→ Exercise task:
Could you write out, character for character, the stretch of lines running from the very first one through the line containing "compose-tweet-screen: 14:28 35%", including that line and nothing after it?

→ Data lines:
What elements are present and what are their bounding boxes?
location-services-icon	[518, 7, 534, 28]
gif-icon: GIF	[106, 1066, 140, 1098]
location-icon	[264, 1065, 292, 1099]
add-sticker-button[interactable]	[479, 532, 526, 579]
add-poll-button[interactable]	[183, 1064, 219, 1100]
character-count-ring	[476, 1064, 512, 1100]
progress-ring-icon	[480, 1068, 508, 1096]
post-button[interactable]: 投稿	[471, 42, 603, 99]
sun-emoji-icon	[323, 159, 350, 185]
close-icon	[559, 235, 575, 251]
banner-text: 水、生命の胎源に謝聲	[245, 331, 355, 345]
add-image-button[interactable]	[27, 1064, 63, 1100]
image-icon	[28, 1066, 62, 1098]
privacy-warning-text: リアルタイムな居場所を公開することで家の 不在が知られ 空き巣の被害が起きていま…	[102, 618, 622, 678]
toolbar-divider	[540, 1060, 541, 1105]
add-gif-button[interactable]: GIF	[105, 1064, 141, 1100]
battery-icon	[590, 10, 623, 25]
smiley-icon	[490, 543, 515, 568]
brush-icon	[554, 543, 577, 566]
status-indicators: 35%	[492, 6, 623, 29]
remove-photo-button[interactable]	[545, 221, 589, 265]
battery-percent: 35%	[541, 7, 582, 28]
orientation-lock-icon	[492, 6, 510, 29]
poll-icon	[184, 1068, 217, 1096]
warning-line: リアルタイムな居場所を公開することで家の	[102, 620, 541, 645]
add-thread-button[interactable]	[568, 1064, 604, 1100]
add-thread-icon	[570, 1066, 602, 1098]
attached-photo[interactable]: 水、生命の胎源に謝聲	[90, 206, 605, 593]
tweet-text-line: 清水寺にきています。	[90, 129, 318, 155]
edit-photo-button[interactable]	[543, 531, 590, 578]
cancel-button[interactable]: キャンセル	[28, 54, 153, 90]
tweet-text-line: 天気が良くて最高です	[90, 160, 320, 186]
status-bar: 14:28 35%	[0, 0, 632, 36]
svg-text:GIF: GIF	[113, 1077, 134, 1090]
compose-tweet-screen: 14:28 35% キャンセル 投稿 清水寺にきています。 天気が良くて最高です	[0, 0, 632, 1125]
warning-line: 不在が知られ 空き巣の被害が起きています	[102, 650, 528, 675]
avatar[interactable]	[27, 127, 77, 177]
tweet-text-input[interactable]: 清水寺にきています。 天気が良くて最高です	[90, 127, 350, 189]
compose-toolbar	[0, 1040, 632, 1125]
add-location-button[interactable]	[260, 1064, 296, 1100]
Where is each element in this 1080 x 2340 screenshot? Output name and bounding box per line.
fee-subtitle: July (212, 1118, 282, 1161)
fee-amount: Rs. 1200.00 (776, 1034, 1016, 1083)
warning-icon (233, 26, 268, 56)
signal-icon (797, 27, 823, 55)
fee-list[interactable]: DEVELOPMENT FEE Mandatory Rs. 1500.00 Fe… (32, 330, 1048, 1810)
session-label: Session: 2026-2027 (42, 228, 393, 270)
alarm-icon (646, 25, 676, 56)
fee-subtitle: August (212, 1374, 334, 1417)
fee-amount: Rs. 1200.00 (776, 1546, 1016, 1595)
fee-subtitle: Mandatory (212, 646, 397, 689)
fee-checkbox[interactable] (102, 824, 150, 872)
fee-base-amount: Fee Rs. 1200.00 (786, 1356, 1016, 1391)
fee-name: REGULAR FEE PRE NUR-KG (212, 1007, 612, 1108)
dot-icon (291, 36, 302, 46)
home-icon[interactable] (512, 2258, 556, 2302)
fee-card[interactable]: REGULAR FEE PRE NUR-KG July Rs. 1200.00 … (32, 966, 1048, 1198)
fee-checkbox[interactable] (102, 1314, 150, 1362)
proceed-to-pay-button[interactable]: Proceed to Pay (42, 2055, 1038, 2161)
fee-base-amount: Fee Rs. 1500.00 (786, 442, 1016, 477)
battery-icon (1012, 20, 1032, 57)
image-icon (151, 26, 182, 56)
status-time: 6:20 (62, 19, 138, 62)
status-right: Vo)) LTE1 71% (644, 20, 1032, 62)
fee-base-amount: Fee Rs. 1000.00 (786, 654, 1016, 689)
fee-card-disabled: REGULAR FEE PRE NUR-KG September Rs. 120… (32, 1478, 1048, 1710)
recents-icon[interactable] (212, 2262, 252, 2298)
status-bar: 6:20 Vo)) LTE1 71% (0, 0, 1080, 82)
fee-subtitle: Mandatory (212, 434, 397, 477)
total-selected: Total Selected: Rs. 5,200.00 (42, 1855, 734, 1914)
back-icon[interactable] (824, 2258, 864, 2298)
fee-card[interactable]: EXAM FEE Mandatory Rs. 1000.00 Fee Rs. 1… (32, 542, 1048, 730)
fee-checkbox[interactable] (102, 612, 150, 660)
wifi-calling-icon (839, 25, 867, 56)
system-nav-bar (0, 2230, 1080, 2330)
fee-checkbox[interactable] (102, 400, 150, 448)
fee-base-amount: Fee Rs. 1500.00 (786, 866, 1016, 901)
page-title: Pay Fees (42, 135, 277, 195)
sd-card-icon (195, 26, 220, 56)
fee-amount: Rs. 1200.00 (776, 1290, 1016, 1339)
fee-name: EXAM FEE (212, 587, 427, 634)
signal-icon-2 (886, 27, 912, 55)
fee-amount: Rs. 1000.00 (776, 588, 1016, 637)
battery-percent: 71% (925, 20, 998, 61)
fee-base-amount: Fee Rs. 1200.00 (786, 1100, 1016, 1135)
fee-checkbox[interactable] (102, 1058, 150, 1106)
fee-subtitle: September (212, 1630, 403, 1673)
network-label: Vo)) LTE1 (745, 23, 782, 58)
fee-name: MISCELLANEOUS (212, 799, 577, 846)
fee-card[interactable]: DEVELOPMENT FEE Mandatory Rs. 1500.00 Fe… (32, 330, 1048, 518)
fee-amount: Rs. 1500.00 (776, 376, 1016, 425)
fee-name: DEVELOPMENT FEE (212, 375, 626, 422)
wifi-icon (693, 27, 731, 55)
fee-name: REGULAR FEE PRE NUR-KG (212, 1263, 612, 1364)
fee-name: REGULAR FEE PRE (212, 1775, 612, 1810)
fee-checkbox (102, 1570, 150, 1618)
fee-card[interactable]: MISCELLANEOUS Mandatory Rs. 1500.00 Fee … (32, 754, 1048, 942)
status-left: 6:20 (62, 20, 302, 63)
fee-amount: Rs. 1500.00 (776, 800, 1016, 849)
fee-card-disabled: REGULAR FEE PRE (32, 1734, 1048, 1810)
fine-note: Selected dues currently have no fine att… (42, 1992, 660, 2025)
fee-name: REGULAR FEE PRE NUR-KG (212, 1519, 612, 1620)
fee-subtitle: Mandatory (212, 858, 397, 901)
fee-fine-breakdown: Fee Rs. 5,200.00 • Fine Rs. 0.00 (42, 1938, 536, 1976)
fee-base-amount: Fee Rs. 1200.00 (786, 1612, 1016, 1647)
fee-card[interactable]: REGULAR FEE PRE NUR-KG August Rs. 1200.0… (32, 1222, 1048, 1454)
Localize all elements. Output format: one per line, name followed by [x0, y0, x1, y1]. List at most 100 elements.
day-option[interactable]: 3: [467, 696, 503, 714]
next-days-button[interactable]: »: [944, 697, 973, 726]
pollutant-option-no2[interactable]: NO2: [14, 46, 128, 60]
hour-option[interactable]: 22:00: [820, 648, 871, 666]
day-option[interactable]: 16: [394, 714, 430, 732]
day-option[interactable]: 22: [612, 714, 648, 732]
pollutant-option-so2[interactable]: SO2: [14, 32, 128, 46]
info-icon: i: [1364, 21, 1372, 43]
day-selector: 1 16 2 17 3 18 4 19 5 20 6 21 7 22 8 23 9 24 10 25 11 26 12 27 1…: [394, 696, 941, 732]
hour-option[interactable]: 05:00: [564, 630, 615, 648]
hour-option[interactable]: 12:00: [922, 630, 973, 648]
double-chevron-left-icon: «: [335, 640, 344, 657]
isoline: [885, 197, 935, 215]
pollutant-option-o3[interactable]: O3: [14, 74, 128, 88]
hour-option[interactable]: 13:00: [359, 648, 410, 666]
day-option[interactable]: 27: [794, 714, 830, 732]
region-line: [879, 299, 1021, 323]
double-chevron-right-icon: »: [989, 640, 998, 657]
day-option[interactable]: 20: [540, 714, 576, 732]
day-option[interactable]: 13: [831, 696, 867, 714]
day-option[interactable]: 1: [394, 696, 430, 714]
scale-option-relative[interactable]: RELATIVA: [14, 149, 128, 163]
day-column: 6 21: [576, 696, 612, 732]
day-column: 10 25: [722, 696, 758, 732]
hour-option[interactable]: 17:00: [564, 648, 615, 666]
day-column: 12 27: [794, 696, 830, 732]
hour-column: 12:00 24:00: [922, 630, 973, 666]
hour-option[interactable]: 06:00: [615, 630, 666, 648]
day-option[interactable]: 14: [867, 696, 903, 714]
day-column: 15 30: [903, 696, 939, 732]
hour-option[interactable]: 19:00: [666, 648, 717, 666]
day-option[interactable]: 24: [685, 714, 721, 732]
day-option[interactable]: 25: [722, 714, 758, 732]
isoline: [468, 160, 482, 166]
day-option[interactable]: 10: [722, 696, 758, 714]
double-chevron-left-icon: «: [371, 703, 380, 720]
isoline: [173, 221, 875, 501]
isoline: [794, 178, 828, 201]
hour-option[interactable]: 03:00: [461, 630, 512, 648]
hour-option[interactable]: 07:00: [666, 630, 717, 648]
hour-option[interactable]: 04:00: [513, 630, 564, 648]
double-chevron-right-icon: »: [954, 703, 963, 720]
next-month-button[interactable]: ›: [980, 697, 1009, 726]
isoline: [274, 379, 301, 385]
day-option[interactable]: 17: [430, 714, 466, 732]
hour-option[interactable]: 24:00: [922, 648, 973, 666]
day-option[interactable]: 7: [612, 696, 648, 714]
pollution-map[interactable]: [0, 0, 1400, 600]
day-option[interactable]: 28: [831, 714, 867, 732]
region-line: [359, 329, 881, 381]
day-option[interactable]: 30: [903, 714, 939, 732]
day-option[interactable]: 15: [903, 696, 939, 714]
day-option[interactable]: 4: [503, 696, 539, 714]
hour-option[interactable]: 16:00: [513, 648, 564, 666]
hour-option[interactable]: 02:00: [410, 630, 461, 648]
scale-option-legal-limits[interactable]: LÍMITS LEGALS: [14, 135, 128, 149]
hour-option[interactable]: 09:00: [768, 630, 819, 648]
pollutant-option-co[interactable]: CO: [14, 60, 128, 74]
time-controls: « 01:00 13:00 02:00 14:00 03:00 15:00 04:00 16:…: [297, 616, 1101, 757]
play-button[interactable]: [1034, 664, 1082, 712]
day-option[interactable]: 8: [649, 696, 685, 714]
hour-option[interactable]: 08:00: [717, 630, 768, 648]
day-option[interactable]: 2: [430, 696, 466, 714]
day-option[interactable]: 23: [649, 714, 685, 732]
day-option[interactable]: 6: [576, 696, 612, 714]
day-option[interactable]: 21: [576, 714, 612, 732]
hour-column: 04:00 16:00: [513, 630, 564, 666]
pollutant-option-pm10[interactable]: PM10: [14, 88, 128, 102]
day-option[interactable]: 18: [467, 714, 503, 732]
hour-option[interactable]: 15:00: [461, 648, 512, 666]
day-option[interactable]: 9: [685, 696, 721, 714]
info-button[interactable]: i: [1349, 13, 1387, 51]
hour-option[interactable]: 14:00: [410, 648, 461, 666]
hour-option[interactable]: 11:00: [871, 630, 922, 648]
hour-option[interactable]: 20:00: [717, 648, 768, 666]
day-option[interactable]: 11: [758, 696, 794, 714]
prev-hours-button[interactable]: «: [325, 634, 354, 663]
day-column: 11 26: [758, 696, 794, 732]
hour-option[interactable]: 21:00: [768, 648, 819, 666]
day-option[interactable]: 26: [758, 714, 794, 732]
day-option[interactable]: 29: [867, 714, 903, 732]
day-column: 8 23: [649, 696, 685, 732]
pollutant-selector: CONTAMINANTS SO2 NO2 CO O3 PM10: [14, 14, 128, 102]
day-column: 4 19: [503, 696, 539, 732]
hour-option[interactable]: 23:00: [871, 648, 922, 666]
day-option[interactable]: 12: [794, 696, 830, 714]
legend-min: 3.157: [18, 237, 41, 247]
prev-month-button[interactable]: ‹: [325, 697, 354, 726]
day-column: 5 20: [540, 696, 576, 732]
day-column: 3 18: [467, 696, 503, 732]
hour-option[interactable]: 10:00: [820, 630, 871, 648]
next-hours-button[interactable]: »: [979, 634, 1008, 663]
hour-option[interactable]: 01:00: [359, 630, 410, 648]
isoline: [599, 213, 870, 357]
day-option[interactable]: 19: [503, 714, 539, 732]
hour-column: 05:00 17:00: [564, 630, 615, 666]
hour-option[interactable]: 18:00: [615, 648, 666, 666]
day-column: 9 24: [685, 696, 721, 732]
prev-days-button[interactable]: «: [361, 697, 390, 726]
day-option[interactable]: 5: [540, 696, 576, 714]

→ Full output:
What elements are present and what are their bounding boxes?
location-services-icon	[518, 7, 534, 28]
gif-icon: GIF	[106, 1066, 140, 1098]
location-icon	[264, 1065, 292, 1099]
add-sticker-button[interactable]	[479, 532, 526, 579]
add-poll-button[interactable]	[183, 1064, 219, 1100]
character-count-ring	[476, 1064, 512, 1100]
progress-ring-icon	[480, 1068, 508, 1096]
post-button[interactable]: 投稿	[471, 42, 603, 99]
sun-emoji-icon	[323, 159, 350, 185]
close-icon	[559, 235, 575, 251]
banner-text: 水、生命の胎源に謝聲	[245, 331, 355, 345]
add-image-button[interactable]	[27, 1064, 63, 1100]
image-icon	[28, 1066, 62, 1098]
privacy-warning-text: リアルタイムな居場所を公開することで家の 不在が知られ 空き巣の被害が起きていま…	[102, 618, 622, 678]
toolbar-divider	[540, 1060, 541, 1105]
add-gif-button[interactable]: GIF	[105, 1064, 141, 1100]
battery-icon	[590, 10, 623, 25]
smiley-icon	[490, 543, 515, 568]
brush-icon	[554, 543, 577, 566]
status-indicators: 35%	[492, 6, 623, 29]
remove-photo-button[interactable]	[545, 221, 589, 265]
battery-percent: 35%	[541, 7, 582, 28]
orientation-lock-icon	[492, 6, 510, 29]
poll-icon	[184, 1068, 217, 1096]
warning-line: リアルタイムな居場所を公開することで家の	[102, 620, 541, 645]
add-thread-button[interactable]	[568, 1064, 604, 1100]
add-thread-icon	[570, 1066, 602, 1098]
attached-photo[interactable]: 水、生命の胎源に謝聲	[90, 206, 605, 593]
tweet-text-line: 清水寺にきています。	[90, 129, 318, 155]
edit-photo-button[interactable]	[543, 531, 590, 578]
cancel-button[interactable]: キャンセル	[28, 54, 153, 90]
tweet-text-line: 天気が良くて最高です	[90, 160, 320, 186]
status-bar: 14:28 35%	[0, 0, 632, 36]
svg-text:GIF: GIF	[113, 1077, 134, 1090]
compose-tweet-screen: 14:28 35% キャンセル 投稿 清水寺にきています。 天気が良くて最高です	[0, 0, 632, 1125]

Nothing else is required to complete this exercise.